[Records]
^^^^^^^^^^^^^^^^
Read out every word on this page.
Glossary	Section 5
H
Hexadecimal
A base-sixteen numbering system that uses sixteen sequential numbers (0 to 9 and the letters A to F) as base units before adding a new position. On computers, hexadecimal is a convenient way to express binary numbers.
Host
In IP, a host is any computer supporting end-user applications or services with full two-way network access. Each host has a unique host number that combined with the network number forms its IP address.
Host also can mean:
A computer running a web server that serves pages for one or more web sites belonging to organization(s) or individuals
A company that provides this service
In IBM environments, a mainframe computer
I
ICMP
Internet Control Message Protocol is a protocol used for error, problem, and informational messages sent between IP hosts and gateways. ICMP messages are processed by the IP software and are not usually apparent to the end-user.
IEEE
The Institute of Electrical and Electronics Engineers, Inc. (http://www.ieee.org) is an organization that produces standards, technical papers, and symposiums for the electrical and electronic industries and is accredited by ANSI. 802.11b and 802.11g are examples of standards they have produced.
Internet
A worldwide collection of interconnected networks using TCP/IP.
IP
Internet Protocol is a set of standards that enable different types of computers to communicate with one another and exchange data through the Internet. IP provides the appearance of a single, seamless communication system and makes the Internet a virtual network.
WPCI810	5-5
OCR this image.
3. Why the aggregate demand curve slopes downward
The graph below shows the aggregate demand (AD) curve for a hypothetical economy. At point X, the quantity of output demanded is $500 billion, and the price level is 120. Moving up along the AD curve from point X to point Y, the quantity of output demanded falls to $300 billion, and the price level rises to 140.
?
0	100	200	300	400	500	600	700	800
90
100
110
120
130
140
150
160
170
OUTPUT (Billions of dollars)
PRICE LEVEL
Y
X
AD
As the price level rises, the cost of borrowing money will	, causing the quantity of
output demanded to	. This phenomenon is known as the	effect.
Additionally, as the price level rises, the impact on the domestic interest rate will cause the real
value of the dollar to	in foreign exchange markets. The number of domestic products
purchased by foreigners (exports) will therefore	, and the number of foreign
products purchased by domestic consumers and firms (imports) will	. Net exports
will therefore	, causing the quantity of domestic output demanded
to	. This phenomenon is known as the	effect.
^^^^^^^^^^^^^^^^
**Task details:** Pick out all lines containing the string "effect".

**Task output:**
output demanded to	. This phenomenon is known as the	effect.
to	. This phenomenon is known as the	effect.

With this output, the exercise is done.